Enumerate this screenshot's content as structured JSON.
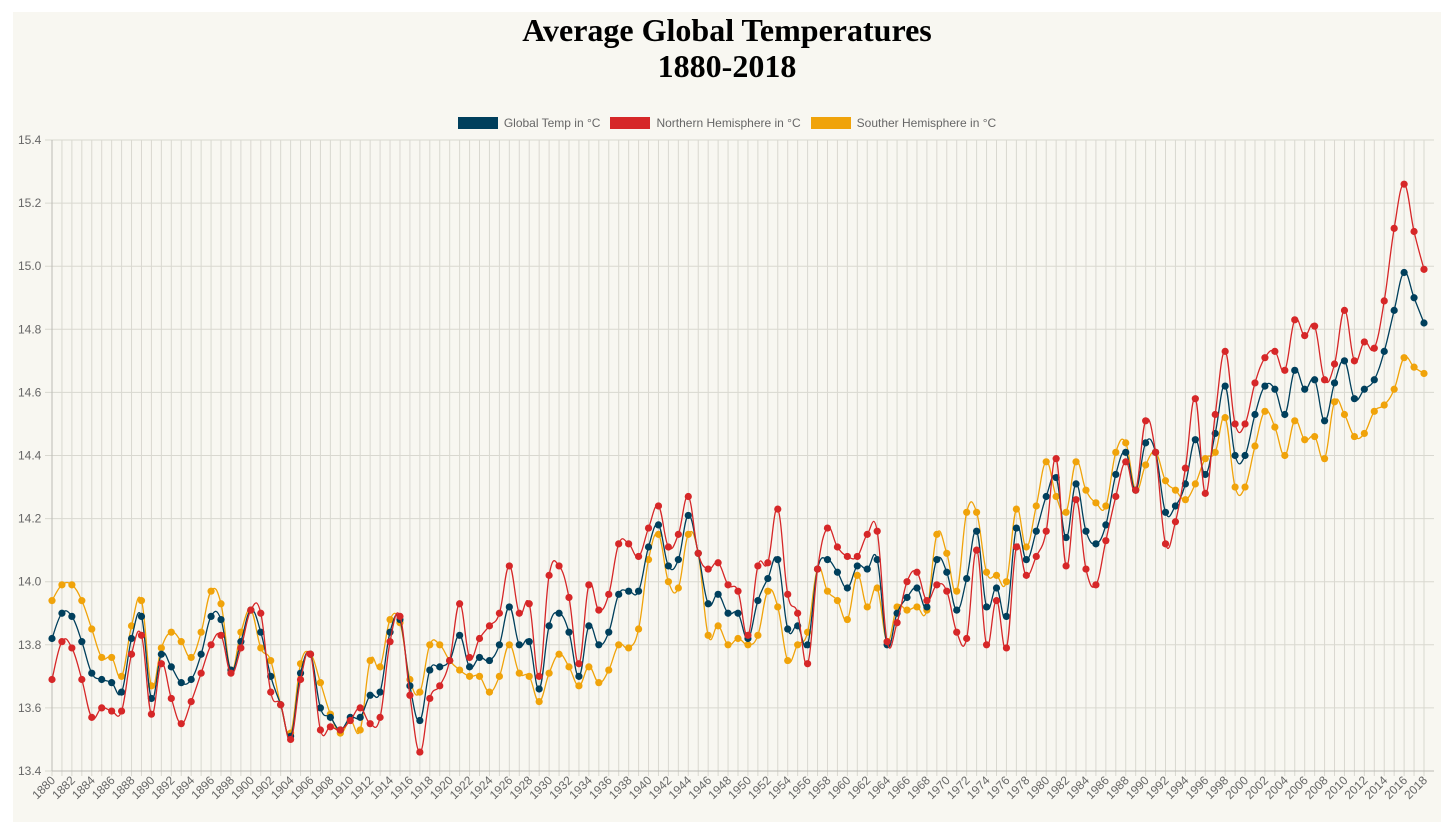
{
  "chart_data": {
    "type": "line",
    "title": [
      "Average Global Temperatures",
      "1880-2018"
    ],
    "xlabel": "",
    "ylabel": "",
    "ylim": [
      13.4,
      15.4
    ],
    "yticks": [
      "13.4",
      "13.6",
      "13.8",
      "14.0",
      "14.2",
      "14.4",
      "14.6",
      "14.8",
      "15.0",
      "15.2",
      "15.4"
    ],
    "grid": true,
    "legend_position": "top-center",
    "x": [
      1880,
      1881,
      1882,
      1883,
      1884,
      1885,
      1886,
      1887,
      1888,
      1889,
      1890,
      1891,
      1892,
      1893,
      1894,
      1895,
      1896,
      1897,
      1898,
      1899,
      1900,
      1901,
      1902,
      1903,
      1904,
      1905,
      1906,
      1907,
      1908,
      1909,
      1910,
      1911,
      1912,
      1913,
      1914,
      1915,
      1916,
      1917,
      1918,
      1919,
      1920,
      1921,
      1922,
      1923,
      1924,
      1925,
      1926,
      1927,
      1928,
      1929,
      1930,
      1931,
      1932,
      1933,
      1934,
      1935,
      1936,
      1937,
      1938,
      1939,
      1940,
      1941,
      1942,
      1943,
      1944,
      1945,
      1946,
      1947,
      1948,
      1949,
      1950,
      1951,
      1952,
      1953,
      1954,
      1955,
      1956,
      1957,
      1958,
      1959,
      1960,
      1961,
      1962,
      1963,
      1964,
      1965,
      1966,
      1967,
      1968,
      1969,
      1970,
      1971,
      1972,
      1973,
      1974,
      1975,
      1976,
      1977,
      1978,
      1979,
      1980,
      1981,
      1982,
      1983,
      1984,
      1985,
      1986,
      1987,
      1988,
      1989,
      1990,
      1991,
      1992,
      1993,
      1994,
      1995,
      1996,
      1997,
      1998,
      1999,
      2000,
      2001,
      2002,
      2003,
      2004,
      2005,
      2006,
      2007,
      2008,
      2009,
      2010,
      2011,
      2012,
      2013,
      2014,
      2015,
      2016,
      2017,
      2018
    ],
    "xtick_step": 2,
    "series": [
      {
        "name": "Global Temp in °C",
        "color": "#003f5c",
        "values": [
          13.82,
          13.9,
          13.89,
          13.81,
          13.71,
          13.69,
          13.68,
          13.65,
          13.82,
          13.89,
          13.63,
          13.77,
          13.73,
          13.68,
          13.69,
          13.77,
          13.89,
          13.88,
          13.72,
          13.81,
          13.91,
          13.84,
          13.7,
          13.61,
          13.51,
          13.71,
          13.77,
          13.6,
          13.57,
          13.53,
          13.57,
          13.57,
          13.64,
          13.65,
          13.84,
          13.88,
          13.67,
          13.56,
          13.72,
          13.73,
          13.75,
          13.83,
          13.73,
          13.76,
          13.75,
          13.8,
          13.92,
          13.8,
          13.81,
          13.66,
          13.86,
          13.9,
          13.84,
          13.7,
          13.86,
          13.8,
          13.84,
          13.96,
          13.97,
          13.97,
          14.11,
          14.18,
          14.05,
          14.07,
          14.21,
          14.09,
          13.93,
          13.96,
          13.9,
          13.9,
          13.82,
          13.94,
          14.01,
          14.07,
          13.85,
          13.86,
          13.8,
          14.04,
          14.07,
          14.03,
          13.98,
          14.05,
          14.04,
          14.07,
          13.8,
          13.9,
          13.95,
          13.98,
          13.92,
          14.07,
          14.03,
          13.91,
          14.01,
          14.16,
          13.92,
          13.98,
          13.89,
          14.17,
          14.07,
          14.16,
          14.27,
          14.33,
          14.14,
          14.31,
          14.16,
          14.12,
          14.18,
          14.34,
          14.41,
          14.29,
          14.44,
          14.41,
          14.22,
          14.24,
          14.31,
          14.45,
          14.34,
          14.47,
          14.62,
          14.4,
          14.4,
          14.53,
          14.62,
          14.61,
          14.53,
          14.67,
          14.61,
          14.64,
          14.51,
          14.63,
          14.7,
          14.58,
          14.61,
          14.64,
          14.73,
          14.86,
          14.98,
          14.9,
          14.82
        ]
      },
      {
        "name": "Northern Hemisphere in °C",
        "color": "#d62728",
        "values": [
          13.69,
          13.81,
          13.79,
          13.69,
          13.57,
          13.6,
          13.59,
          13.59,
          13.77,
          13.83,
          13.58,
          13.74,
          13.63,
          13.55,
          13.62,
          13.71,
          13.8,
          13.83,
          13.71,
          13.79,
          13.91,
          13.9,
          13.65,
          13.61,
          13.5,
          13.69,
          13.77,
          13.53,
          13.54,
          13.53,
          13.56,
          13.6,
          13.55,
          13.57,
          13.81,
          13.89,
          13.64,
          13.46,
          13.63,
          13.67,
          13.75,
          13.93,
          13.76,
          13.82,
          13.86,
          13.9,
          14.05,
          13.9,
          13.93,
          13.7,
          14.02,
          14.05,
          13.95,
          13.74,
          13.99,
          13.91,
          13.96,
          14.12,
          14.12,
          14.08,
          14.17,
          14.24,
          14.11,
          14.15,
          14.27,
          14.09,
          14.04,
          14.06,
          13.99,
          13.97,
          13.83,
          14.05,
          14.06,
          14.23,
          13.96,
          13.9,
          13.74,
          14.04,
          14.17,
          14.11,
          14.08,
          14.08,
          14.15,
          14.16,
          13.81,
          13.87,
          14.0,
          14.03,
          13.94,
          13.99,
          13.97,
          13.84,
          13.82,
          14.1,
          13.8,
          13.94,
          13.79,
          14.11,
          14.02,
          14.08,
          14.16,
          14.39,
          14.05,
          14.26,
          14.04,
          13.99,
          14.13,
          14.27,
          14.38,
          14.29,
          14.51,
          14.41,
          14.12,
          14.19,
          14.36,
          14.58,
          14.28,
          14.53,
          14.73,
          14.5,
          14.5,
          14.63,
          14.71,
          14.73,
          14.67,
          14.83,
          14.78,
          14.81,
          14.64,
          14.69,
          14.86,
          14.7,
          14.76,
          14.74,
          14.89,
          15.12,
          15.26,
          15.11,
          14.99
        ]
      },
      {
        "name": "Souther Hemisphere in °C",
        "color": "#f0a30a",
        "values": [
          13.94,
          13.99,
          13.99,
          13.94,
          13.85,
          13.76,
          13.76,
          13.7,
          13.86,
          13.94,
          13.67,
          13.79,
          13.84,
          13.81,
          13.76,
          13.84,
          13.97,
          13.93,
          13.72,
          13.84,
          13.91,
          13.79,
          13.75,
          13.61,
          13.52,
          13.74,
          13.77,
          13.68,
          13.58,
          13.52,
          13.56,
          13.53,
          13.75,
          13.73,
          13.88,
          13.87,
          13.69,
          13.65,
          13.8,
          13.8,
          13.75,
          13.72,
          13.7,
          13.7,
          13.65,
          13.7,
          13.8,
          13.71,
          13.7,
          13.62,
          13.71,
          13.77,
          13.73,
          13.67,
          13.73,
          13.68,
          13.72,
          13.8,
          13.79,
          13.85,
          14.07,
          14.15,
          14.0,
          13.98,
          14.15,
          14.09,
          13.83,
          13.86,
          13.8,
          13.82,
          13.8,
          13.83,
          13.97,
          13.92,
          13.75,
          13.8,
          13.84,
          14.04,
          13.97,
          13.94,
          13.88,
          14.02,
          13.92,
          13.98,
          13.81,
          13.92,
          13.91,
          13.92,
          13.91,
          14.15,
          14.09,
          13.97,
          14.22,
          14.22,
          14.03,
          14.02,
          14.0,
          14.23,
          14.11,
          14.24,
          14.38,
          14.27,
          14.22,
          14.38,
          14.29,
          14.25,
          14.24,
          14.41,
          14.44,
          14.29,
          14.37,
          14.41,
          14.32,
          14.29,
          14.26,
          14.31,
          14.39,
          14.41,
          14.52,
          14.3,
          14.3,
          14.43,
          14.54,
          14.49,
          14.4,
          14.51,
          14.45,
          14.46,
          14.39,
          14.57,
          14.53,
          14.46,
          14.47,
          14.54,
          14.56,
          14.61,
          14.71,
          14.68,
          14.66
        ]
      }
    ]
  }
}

• • • • • • •

#### [Task description]
Find the lines that include the string "Hemisphere", then copy each of them.

#### [Task solution]
        "name": "Northern Hemisphere in °C",
        "name": "Souther Hemisphere in °C",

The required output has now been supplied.